Given request:
Search the data below for the string "физкультуры". Extract every line that contains it.

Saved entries
=====
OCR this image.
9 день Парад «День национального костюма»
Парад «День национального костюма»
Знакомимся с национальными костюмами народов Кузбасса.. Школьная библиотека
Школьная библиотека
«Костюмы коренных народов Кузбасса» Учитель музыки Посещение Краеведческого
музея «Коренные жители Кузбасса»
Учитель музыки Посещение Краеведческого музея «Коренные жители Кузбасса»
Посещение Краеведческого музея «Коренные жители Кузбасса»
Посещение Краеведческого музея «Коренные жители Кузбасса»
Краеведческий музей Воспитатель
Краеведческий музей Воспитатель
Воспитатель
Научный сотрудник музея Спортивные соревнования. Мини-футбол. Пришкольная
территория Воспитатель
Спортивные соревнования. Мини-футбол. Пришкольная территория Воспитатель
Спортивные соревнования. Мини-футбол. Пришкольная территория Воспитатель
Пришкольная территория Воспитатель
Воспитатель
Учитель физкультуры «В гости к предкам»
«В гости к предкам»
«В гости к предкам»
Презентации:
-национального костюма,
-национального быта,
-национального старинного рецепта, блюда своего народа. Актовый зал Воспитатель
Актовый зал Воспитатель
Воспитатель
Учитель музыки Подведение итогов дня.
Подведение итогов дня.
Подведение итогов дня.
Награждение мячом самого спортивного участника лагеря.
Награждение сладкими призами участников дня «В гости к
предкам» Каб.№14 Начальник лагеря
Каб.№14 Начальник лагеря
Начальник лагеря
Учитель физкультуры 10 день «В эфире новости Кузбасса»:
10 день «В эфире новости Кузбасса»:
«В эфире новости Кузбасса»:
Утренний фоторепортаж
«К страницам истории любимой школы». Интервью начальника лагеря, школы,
=====
Result of the exercise:
Учитель физкультуры «В гости к предкам»
Учитель физкультуры 10 день «В эфире новости Кузбасса»:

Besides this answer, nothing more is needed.